* Start Entries supplied *

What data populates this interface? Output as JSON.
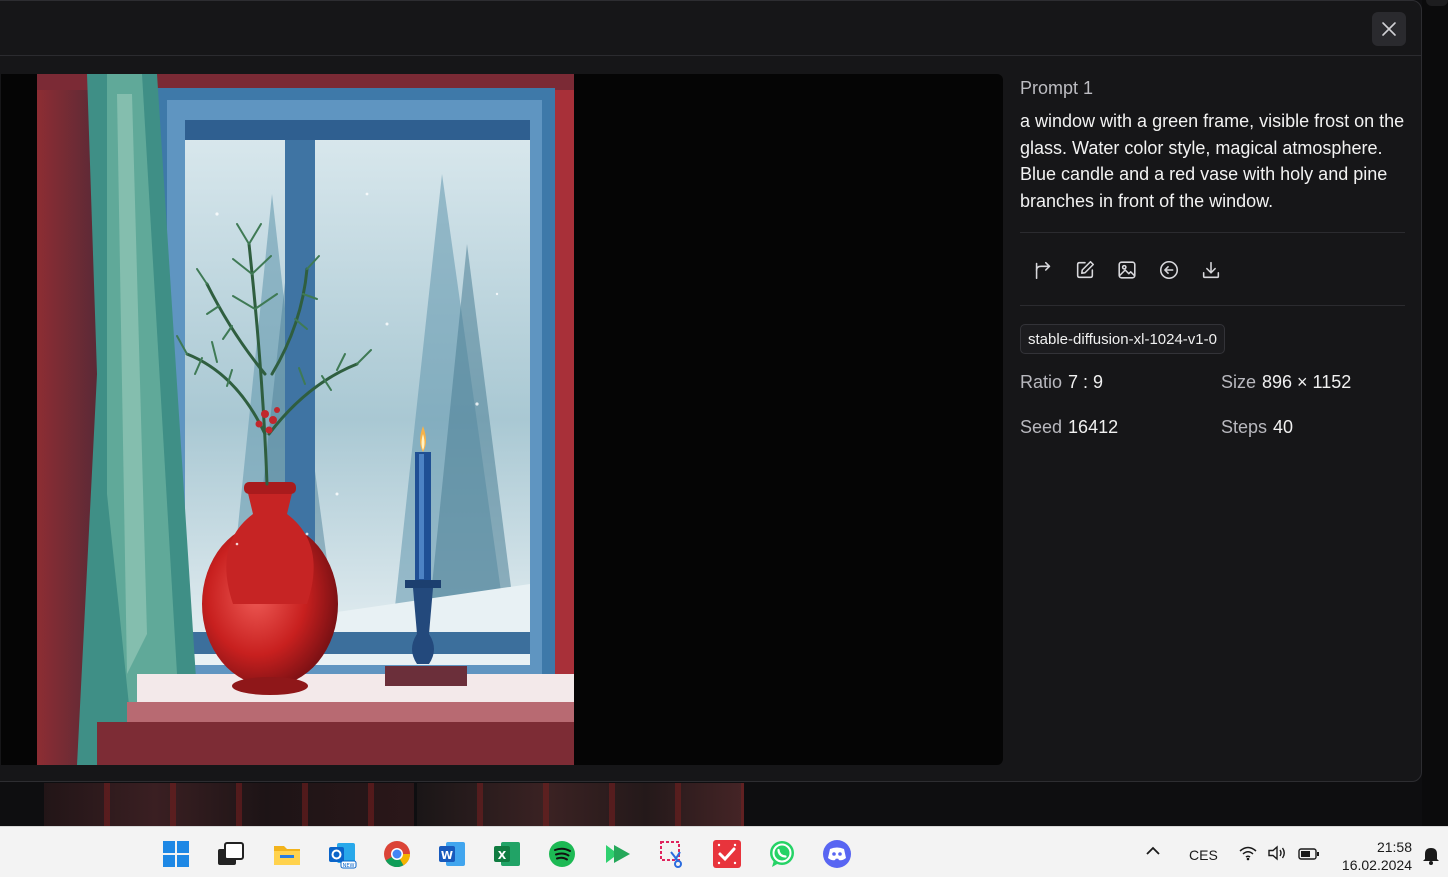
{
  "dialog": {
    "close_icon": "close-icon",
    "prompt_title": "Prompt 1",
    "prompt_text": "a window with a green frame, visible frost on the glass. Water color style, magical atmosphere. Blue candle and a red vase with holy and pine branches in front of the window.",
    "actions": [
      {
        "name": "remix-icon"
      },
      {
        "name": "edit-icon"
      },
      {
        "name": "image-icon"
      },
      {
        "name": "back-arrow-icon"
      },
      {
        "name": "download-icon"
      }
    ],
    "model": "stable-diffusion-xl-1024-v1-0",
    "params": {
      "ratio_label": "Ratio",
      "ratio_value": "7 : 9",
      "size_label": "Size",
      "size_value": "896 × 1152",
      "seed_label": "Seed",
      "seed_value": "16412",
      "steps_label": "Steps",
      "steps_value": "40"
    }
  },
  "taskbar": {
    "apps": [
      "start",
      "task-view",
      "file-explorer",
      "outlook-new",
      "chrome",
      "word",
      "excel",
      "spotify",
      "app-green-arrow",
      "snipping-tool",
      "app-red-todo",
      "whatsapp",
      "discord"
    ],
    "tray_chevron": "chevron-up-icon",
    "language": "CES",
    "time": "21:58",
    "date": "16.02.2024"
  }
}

* End Entries supplied *
* Start Entries supplied *

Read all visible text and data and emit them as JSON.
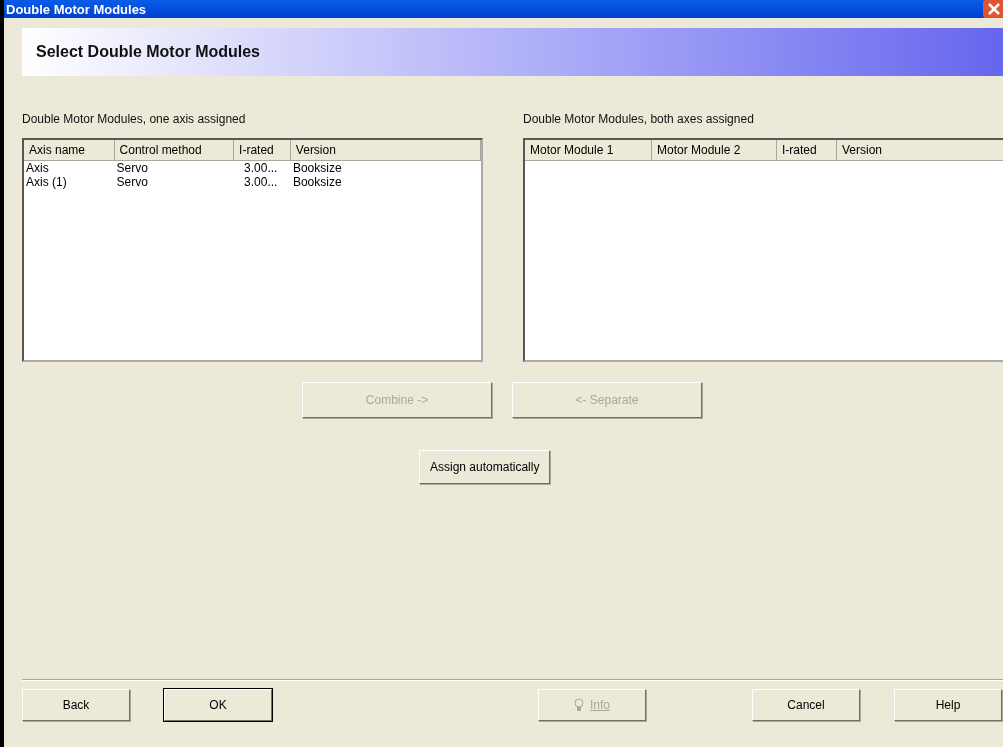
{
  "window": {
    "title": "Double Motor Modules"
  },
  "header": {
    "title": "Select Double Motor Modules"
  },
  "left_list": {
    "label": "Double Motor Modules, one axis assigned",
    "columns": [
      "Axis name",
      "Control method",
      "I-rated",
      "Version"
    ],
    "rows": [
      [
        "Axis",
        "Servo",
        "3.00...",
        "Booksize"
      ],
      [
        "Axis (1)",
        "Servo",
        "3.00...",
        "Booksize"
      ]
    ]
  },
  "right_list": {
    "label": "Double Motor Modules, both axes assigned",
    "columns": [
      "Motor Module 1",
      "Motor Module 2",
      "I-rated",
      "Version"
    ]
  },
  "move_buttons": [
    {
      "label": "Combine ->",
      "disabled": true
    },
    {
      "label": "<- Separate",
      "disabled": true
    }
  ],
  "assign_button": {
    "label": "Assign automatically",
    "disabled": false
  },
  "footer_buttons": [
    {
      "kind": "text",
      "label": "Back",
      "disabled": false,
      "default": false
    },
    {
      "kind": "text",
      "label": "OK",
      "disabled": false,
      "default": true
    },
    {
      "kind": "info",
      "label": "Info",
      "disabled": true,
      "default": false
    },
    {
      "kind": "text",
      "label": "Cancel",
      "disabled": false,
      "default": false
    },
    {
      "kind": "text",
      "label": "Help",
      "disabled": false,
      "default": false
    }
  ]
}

* End Entries supplied *

In the entries above, how many lines contain the word "icon"? Answer with the number only.

# Final result:
7